**Provided records**
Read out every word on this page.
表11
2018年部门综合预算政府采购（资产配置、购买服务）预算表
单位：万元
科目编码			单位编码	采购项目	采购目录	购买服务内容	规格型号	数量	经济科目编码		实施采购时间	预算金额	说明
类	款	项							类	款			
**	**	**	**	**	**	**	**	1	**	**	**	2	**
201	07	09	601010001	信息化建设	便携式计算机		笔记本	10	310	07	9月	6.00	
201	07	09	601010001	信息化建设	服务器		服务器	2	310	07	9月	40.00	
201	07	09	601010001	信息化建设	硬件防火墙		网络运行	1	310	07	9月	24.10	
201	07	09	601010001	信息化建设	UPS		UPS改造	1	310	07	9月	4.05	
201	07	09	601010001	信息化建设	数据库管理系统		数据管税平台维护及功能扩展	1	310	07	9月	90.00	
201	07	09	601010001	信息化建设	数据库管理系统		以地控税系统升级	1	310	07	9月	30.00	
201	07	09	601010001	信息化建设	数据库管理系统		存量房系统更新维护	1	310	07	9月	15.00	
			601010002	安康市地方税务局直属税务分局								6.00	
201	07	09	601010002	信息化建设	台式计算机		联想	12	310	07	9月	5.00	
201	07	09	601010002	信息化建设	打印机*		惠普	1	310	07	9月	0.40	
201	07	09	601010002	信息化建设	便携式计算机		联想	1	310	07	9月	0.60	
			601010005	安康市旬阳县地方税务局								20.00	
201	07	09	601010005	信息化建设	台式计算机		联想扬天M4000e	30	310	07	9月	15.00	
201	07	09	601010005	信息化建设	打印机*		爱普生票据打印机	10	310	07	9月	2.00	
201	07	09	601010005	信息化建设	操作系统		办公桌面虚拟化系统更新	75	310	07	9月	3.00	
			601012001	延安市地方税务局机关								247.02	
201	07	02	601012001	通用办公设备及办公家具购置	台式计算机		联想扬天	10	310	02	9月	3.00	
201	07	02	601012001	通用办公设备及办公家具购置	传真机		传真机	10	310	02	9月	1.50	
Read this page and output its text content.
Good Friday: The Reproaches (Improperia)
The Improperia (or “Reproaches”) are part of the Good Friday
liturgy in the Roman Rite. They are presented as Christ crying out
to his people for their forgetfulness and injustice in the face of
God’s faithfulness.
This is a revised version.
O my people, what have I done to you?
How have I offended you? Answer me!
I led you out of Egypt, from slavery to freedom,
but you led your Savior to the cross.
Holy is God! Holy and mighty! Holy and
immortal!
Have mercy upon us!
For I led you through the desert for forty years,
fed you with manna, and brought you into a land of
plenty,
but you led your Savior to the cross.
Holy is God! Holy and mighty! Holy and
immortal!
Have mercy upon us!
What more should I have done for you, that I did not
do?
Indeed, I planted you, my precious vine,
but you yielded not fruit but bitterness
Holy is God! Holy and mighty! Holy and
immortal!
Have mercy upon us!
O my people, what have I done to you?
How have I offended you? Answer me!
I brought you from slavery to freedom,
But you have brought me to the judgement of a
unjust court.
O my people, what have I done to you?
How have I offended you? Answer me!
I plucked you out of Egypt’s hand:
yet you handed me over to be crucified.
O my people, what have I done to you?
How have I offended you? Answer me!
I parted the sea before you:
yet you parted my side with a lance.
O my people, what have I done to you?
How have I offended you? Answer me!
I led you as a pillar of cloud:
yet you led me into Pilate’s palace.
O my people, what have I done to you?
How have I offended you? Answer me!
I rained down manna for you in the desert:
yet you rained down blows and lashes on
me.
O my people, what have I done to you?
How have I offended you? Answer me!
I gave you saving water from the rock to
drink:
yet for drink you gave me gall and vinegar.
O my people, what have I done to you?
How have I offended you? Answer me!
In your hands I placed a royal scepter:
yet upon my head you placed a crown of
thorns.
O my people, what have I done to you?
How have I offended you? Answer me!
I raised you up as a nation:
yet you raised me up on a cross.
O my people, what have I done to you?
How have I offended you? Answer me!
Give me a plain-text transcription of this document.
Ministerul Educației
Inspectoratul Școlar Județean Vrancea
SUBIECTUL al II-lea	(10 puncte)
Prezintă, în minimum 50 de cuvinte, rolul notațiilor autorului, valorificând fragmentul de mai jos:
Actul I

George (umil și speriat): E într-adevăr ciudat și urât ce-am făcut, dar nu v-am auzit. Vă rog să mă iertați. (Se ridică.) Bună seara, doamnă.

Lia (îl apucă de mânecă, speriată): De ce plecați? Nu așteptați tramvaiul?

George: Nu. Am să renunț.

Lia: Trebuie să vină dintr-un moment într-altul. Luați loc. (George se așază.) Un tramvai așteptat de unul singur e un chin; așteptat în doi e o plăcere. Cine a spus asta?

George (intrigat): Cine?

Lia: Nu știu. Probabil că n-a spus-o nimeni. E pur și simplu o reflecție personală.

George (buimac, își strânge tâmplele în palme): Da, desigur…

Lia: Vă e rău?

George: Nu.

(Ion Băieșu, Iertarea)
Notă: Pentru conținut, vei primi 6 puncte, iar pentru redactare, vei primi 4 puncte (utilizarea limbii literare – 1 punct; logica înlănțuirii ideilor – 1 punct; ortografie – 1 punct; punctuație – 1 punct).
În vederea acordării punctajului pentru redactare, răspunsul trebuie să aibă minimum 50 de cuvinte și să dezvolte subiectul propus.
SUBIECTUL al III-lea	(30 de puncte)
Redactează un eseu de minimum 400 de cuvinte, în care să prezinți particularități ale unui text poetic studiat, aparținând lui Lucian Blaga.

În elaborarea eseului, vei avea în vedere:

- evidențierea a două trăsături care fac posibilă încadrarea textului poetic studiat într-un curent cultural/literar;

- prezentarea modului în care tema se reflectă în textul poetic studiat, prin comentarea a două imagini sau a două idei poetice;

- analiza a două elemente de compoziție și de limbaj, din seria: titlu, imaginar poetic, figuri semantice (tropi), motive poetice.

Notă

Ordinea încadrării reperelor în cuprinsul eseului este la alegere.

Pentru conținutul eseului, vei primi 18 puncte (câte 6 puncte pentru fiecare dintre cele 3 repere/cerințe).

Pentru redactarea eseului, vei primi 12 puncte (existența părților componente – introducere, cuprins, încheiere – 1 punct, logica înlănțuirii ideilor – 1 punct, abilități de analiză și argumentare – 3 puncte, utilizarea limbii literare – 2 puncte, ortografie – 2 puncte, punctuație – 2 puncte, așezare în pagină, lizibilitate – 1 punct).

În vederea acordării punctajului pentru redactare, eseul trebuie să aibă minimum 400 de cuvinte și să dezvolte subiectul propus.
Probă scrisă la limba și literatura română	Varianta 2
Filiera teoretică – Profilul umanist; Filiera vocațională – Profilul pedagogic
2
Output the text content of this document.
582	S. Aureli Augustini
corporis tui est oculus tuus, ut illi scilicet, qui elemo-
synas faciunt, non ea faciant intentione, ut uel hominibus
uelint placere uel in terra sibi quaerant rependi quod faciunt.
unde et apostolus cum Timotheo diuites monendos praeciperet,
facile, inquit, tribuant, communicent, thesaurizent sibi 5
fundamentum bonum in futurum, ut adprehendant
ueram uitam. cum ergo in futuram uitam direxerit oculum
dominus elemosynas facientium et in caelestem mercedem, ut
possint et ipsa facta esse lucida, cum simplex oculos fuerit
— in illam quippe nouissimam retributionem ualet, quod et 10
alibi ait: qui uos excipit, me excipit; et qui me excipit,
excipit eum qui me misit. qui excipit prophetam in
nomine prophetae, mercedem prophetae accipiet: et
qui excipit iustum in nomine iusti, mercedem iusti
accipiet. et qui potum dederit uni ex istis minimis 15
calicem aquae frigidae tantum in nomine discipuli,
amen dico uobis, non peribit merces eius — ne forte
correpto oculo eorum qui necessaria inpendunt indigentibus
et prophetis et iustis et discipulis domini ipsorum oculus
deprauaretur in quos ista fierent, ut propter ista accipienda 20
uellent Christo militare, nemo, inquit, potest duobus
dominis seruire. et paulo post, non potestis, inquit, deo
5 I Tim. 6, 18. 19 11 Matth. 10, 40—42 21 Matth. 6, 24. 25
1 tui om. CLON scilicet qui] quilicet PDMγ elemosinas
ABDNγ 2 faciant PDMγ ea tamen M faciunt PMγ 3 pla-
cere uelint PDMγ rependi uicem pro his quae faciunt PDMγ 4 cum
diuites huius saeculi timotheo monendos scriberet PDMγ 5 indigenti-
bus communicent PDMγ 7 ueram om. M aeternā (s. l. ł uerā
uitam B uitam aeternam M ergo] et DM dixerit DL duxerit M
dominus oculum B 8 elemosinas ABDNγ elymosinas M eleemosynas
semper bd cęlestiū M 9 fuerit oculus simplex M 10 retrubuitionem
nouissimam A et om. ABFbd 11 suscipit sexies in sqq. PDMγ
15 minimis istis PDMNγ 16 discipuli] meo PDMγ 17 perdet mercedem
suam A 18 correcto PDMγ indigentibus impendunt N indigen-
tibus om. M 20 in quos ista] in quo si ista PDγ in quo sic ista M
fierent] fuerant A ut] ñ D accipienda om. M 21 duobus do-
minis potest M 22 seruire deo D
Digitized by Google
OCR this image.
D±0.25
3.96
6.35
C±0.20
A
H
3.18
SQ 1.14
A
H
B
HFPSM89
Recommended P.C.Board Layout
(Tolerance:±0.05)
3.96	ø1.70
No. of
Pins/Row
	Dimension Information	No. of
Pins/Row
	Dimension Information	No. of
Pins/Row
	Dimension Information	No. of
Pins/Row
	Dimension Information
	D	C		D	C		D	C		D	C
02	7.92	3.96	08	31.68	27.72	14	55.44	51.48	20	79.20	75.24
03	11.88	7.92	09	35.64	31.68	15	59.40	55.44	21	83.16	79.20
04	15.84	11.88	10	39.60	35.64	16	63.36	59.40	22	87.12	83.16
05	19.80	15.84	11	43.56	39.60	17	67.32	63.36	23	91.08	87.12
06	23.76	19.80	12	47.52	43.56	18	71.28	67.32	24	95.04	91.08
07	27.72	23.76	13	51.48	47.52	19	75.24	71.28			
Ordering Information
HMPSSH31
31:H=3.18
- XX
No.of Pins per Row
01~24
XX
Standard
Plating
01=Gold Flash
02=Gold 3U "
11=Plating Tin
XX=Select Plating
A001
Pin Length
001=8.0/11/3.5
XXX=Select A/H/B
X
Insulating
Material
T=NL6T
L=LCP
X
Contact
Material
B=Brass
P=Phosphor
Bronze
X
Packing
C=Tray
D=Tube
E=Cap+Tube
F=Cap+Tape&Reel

**Problem requirements**
In the entries above, count every line containing the word "elemosinas". Write only the total.

**Task solution**
2